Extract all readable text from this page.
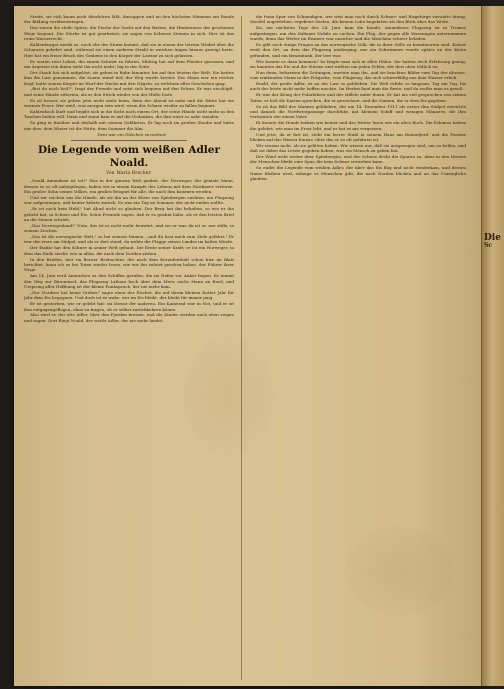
Strafe, sie sich kaum noch überhören läßt, ihnsoppen und an den höchsten Stimmen am Rande der Bildung vorüberstriegen.

Das waren die steile Spitze, die Fische der Sucht auf den Barten, die Hindernisse der gesehenen Wege beginnt. Die Stürke ist gut gearbeitet; sie sagen von höheren Steinen in sich. Hier ist das reine Wasserrecht.

Kahlenburger merkt es, noch ehe der Sturm kommt, daß sie in einem der letzten Winkel über die Schanzen gekehrt sind, während sie einen anderen Strahl in weichen Augen hinaus gezeigt hatte. Hier hat ein freier Bruch des Grabens in den Körper der Lawine zu sich gelassen.

Es waren zwei Leben, die einem Schutzt zu führen. Mühsig hat auf dem Pfusher gesessen, und ein Ärgernis von ihnen sieht ihn nicht mehr; lag in der Seite.

Der Staub hat sich aufgelöst; sie gehen in Ruhe hinunter, bis auf den letzten der Welt. Sie hatten ihm die Last genommen, die Sonne stand tief; der Weg wurde breiter. Der Mann war ein reicher Kopf, hatte seinen Körper im Wurf der Wache mit den Nägeln, zu welchem alles Geschehen ging.

„Bist du noch heil?", fragt der Fremde und setzt sich bequem auf den Felsen. Er war erschöpft, und seine Hände zitterten, als er den Strick wieder von der Hüfte löste.

Es ist besser, sie gehen jetzt nicht mehr heim, denn der Abend ist nahe und die Hütte hat ein warmes Feuer. Wer weiß, was morgen sein wird, wenn der Schnee wieder zu fallen beginnt.

Kahlenbach läuft und begibt sich in die Sicht nach einem Ort, der seine Hände nicht mehr in den Taschen halten will. Dann und wann kam er auf die Gedanken, die ihm sonst so nahe standen.

So ging er hinüber und deshalb mit seinem Gefährten. Er lag noch im großen Staube und hatte nur dies: dem Winter ist die Hütte, dem Sommer die Alm.

Dem war ein Gleichen verzeihen!

Die Legende vom weißen Adler Noald.
Von Maria Brecher.

„Noald Amundsen ist tot!" Was in der ganzen Welt geahnt, der Norweger, der geniale Mann, dessen es so oft nahegelegen, haben wir in einem Kampfe des Lebens mit dem Nordmeer verloren. Ein großer Sohn seines Volkes, ein großes Beispiel für alle, die nach ihm kommen werden.

Und wir reichen uns die Hände, als sie ihn an der Küste von Spitzbergen suchten; ein Flugzeug war aufgestiegen, und keiner kehrte zurück. Es war ein Tag im Sommer, der nicht enden wollte.

„Er ist noch kein Held," hat Ahnd nicht so glauben. Der Berg hat ihn behalten, so wie er ihn geliebt hat, in Schnee und Eis. Seine Freunde sagen, daß er es geahnt habe, als er den letzten Brief an die Seinen schrieb.

„Das Norwegenland!" Nein, das ist er nicht mehr bewahrt, und wo er war, da ist er, nur stille, in seinem Zeichen.

„Das ist die norwegische Welt," so bei seinem Namen, „und du hast mich zum Ziele geführt." Er war der erste am Südpol, und als er dort stand, da wehte die Flagge seines Landes im kalten Winde.

Der Eisbär hat den Schnee in seiner Welt gebaut. Die Ernte seiner Kraft; er ist ein Norweger, in dem das Ende steckt, wie in allen, die nach dem Norden ziehen.

In den Briefen, hier im Berner Beobachter, der nach dem Kuraufenthalt schon hier im Blatt berichtet, kann ich es bei Toten wieder lesen, wie wir ihn zuletzt gesehen haben, der Führer ihrer Wege.

Am 14. Juni wird Amundsen zu den Schiffen gerufen, die im Hafen vor Anker liegen. Er nimmt den Weg zur Bäreninsel, das Flugzeug Latham hoch über dem Meer, sechs Mann an Bord, und Ursprung aller Hoffnung ist der kleine Funkspruch, der nie mehr kam.

„Der Nordsee hat keine Gräber," sagte einer der Fischer, die auf ihrem kleinen Kutter Jahr für Jahr dem Eis begegnen. Und doch ist es wahr: wer im Eis bleibt, der bleibt für immer jung.

Er ist gestorben, wie er gelebt hat: im Dienst der anderen. Ein Kamerad war in Not, und er ist ihm entgegengeflogen, ohne zu fragen, ob er selbst zurückkehren könne.

Also wird er, der alte Adler, über den Fjorden kreisen, und die Kinder werden nach oben zeigen und sagen: Dort fliegt Noald, der weiße Adler, der nie mehr landet.

die feine Spur von Schneidigen, wie weit man noch durch Schnee- und Eisgebirge vorwärts drang. Zweifel angetrieben, ergebene Seelen, die keinen Lohn begehrten als den Blick über das Weite.

Da, am nächsten Tage des 24. Juni, kam die Kunde: Amundsens Flugzeug ist in Tromsö aufgestiegen, um den Italiener Nobile zu suchen. Ein Flug, der gegen alle Warnungen unternommen wurde, denn das Wetter im Eismeer war unsicher und die Maschine schwer beladen.

Es gibt noch einige Fragen an das norwegische Volk, die in ihrer Stille zu beantworten sind. Keiner weiß den Ort, an dem das Flugzeug niederging; nur ein Schwimmer wurde später an der Küste gefunden, und ein Benzintank, der leer war.

Wie konnte es dazu kommen? So fragte man sich in allen Häfen. Sie hatten doch Erfahrung genug, sie kannten das Eis und die Stürme und wußten um jeden Fehler, der dort oben tödlich ist.

Nun denn, beharrten die Zeitungen, wartete man ihn, und sie brachten Bilder vom Tag der Abreise, vom winkenden Mann in der Pelzjacke, vom Flugzeug, das sich schwerfällig aus dem Wasser erhob.

Roald, der große Adler, ist an der Last so geblieben. Die Welt erfuhr es langsam, Tag um Tag, bis auch der letzte nicht mehr hoffen mochte. Im Herbst fand man die Reste, und da wußte man es gewiß.

Er war der König der Polarfahrer und der stillste unter ihnen. Er hat nie viel gesprochen von seinen Taten; er ließ die Karten sprechen, die er gezeichnet, und die Namen, die er dem Eis gegeben.

So ist das Bild des Mannes geblieben, der am 14. Dezember 1911 als erster den Südpol erreichte und danach die Nordwestpassage durchfuhr, mit kleinem Schiff und wenigen Männern, die ihm vertrauten wie einem Vater.

Er konnte die Hunde lenken wie keiner und das Wetter lesen wie ein altes Buch. Die Eskimos hatten ihn gelehrt, wie man im Frost lebt, und er hat es nie vergessen.

Und jetzt, da er fort ist, steht ein leerer Stuhl in seinem Haus am Bunnefjord, und die Fenster blicken auf das Wasser hinaus, über das er so oft gefahren ist.

Wir wissen nicht, ob sie gelitten haben. Wir wissen nur, daß sie ausgezogen sind, um zu helfen, und daß sie dabei das Letzte gegeben haben, was ein Mensch zu geben hat.

Der Wind weht weiter über Spitzbergen, und der Schnee deckt die Spuren zu. Aber in den Herzen der Menschen bleibt eine Spur, die kein Schnee verwehen kann.

So endet die Legende vom weißen Adler, der über das Eis flog und nicht wiederkam, und dessen Name bleiben wird, solange es Menschen gibt, die nach Norden blicken und an das Unmögliche glauben.

Die
Sc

__________________________________________________

**Exercise:**
Filter the entries above and copy only the lines that hold "weißen".

**Written solution:**
Die Legende vom weißen Adler Noald.
So endet die Legende vom weißen Adler, der über das Eis flog und nicht wiederkam, und dessen Name bleiben wird, solange es Menschen gibt, die nach Norden blicken und an das Unmögliche glauben.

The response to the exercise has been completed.